= Exercise description =
Pick out every line with the word "Sales" and copy it.

-- START Data supplied --

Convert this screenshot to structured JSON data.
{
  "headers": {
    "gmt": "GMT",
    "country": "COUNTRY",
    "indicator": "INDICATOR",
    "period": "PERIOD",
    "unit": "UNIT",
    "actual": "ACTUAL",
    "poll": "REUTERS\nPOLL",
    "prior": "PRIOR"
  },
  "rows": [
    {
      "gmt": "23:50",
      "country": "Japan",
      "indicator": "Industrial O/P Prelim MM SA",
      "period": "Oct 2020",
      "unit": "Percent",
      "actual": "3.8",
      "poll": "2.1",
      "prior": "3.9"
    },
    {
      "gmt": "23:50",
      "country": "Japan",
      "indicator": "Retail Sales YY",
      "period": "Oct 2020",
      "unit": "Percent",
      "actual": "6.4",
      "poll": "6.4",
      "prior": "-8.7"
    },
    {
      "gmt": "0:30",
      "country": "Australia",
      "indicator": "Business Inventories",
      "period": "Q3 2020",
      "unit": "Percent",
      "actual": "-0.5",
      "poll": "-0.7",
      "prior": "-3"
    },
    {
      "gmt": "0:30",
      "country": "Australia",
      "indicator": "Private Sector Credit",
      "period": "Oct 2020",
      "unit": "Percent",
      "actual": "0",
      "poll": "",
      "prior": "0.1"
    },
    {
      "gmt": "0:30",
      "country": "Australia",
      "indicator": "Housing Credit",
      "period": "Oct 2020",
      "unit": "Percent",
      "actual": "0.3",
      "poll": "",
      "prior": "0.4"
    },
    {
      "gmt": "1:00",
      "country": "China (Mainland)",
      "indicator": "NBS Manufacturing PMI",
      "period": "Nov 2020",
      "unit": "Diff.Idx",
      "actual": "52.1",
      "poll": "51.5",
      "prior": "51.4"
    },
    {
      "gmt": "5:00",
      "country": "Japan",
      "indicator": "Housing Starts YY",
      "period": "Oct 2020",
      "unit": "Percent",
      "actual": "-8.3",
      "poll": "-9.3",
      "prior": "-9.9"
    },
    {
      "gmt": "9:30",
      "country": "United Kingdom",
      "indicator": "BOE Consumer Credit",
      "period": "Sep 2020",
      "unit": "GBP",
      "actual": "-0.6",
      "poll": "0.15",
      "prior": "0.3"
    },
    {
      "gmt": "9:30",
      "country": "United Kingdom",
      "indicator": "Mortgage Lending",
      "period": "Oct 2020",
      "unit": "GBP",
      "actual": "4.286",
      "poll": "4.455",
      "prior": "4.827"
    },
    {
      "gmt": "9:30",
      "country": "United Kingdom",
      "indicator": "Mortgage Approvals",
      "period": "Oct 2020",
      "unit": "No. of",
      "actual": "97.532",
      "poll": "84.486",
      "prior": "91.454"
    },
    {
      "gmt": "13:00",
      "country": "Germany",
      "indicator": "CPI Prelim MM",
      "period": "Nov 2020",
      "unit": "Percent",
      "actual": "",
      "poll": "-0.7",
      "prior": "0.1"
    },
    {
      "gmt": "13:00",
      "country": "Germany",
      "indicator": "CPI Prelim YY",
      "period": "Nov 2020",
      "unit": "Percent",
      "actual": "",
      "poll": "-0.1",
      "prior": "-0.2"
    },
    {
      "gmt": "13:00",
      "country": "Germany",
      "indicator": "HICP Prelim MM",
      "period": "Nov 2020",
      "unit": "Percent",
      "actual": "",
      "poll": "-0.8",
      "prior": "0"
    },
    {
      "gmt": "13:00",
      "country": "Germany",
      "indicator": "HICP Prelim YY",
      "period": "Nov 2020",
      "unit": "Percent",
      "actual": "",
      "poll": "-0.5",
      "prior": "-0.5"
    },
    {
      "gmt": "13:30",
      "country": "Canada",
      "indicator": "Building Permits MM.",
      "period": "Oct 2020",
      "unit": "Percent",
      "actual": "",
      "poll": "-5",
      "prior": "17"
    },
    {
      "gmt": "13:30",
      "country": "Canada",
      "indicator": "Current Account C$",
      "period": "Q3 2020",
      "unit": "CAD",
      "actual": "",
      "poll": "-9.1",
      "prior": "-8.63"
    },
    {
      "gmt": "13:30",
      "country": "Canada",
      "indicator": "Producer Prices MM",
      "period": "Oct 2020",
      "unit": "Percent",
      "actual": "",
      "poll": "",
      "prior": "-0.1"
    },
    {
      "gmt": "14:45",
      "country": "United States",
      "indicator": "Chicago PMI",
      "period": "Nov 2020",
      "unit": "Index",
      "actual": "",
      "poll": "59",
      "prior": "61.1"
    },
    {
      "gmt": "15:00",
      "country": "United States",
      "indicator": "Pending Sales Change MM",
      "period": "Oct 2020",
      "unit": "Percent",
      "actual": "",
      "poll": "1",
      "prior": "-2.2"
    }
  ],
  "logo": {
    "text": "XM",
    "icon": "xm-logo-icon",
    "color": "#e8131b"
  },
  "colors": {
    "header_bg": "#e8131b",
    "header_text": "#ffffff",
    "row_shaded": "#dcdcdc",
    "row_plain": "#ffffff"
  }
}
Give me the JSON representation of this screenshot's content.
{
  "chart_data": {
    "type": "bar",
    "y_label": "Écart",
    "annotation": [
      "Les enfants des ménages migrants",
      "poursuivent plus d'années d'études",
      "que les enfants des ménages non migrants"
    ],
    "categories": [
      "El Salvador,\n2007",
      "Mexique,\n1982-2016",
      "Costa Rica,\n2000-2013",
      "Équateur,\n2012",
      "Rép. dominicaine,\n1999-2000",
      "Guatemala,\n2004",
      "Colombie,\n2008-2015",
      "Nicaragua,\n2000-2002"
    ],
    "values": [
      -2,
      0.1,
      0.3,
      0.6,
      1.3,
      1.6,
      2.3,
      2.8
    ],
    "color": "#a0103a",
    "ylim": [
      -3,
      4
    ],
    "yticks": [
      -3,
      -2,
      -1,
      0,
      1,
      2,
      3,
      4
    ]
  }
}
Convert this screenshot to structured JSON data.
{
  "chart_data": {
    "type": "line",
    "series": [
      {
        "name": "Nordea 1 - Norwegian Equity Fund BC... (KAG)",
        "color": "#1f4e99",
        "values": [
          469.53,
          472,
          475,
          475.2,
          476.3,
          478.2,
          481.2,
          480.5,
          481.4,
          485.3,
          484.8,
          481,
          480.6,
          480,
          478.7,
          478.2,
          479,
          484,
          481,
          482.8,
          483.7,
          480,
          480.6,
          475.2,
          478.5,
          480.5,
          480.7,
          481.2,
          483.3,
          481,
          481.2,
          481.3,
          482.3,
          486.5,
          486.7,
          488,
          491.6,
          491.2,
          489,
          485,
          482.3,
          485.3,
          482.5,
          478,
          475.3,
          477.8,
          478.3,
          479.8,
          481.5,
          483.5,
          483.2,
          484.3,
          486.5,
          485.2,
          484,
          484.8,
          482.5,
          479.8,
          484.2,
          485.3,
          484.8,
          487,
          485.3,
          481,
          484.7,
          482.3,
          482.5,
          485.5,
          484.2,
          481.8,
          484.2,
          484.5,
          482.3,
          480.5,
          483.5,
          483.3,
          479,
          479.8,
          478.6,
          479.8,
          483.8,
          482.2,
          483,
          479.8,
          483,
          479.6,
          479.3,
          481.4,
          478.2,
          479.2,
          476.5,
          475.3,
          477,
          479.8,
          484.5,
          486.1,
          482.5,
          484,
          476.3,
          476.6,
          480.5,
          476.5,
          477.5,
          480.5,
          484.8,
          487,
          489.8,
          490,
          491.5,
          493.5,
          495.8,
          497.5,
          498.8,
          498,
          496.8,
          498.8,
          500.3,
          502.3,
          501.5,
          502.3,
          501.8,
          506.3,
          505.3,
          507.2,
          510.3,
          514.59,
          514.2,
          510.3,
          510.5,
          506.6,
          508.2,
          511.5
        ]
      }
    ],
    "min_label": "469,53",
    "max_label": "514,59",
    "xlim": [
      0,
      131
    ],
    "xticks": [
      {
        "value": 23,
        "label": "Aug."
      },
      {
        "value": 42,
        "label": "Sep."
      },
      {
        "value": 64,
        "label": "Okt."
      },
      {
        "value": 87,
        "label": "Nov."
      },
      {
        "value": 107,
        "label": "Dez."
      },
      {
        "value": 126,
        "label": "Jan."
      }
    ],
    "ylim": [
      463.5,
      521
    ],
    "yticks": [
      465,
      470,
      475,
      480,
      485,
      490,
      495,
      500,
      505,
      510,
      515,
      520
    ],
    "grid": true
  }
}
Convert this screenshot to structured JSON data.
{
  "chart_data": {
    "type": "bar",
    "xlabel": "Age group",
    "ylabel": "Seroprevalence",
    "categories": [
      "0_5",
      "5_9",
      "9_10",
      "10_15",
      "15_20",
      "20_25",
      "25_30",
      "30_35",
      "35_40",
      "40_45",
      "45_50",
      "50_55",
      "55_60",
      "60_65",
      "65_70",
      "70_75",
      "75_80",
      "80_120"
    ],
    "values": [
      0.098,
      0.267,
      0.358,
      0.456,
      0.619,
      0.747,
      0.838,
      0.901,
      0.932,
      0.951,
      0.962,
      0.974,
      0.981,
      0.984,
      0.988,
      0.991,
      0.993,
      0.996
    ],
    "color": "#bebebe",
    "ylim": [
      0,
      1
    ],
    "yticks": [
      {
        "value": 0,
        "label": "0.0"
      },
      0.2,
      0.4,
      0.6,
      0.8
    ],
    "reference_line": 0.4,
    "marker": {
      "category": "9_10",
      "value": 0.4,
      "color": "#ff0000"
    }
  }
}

-- END Data supplied --

= Answer to the problem =
      "indicator": "Retail Sales YY",
      "indicator": "Pending Sales Change MM",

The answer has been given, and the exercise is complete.